DATA ENTRIES:

%%

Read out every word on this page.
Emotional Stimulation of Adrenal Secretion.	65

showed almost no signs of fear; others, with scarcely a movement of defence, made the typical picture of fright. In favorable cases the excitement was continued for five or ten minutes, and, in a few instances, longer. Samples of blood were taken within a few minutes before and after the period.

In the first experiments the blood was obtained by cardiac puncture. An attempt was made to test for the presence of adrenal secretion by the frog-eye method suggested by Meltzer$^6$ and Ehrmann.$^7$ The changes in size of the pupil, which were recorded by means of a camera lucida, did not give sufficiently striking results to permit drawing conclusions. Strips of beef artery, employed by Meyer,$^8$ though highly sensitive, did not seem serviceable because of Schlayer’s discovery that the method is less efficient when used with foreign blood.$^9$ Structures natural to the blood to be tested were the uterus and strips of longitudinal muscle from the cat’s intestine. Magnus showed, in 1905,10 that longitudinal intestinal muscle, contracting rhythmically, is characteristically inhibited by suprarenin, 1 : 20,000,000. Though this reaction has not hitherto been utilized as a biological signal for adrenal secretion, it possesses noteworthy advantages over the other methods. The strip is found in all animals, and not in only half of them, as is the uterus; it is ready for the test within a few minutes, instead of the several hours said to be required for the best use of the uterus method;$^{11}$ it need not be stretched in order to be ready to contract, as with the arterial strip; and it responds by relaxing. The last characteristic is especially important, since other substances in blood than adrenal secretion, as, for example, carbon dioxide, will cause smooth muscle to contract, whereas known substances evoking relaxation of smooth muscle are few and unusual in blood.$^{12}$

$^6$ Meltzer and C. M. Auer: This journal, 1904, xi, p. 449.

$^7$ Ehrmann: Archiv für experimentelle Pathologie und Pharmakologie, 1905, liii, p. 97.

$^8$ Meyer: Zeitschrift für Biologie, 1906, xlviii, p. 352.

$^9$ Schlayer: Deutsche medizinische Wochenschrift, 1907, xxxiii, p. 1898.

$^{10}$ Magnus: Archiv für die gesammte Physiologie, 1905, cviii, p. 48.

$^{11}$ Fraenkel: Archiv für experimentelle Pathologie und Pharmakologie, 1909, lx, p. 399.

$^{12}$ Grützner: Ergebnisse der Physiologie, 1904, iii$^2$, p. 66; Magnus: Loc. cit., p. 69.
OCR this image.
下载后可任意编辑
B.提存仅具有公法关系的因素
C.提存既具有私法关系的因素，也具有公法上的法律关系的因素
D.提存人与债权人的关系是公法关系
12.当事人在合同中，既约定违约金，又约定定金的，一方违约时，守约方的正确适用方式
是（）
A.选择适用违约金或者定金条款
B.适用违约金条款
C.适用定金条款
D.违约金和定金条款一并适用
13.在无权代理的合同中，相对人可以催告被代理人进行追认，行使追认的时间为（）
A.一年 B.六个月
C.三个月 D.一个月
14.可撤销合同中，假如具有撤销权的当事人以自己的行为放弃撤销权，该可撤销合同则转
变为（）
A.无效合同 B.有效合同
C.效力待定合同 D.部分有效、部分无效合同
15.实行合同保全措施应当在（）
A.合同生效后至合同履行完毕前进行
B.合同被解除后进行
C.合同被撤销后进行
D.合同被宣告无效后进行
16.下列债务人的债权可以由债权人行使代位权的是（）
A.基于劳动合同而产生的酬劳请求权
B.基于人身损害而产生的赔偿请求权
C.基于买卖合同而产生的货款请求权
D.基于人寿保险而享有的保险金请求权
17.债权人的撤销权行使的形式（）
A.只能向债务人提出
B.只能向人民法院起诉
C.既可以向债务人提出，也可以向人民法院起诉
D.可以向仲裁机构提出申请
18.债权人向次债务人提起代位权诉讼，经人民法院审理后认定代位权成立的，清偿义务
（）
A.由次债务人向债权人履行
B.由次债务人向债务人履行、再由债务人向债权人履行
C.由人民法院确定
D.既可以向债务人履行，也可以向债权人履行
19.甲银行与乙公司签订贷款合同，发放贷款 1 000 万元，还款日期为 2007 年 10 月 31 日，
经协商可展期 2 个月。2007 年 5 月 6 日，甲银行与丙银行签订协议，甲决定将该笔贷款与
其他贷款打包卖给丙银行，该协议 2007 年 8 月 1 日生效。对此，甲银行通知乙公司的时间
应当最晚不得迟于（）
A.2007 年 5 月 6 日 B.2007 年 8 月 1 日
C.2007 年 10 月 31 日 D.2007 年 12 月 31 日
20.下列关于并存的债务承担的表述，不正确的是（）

%%

TASK TO COMPLETE: Every line holding "Physiologie" should be copied out.

WORKED SOLUTION:
$^{10}$ Magnus: Archiv für die gesammte Physiologie, 1905, cviii, p. 48.
$^{12}$ Grützner: Ergebnisse der Physiologie, 1904, iii$^2$, p. 66; Magnus: Loc. cit., p. 69.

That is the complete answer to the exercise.